▸ Work to be completed
All entries are to be quoted exactly; the images stay out of the copy.

(Recorded data)

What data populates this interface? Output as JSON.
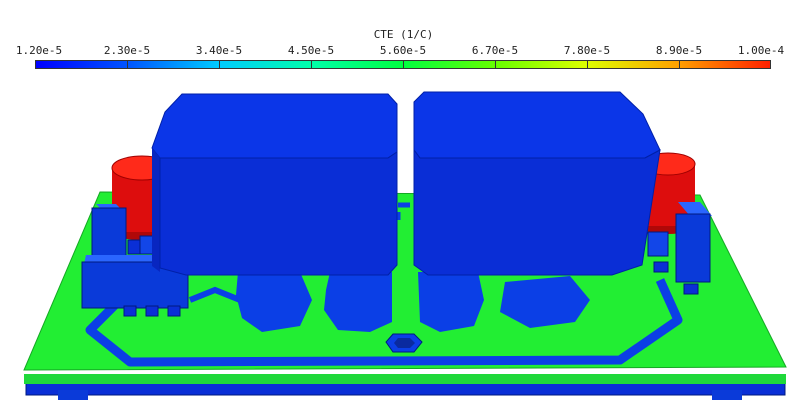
{
  "legend": {
    "title": "CTE (1/C)",
    "ticks": [
      "1.20e-5",
      "2.30e-5",
      "3.40e-5",
      "4.50e-5",
      "5.60e-5",
      "6.70e-5",
      "7.80e-5",
      "8.90e-5",
      "1.00e-4"
    ],
    "gradient": [
      "#0000ff",
      "#0055ff",
      "#00ccff",
      "#00ffaa",
      "#00ff40",
      "#66ff00",
      "#ddff00",
      "#ffa000",
      "#ff2000"
    ]
  },
  "colors": {
    "board": "#22ee33",
    "traces": "#0b3fe6",
    "component_blue": "#0a2fd6",
    "component_red": "#dd0d0d",
    "outline": "#001a80"
  }
}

▸ Solution below
What data populates this interface? Output as JSON.
{
  "legend": {
    "title": "CTE (1/C)",
    "ticks": [
      "1.20e-5",
      "2.30e-5",
      "3.40e-5",
      "4.50e-5",
      "5.60e-5",
      "6.70e-5",
      "7.80e-5",
      "8.90e-5",
      "1.00e-4"
    ],
    "gradient": [
      "#0000ff",
      "#0055ff",
      "#00ccff",
      "#00ffaa",
      "#00ff40",
      "#66ff00",
      "#ddff00",
      "#ffa000",
      "#ff2000"
    ]
  },
  "colors": {
    "board": "#22ee33",
    "traces": "#0b3fe6",
    "component_blue": "#0a2fd6",
    "component_red": "#dd0d0d",
    "outline": "#001a80"
  }
}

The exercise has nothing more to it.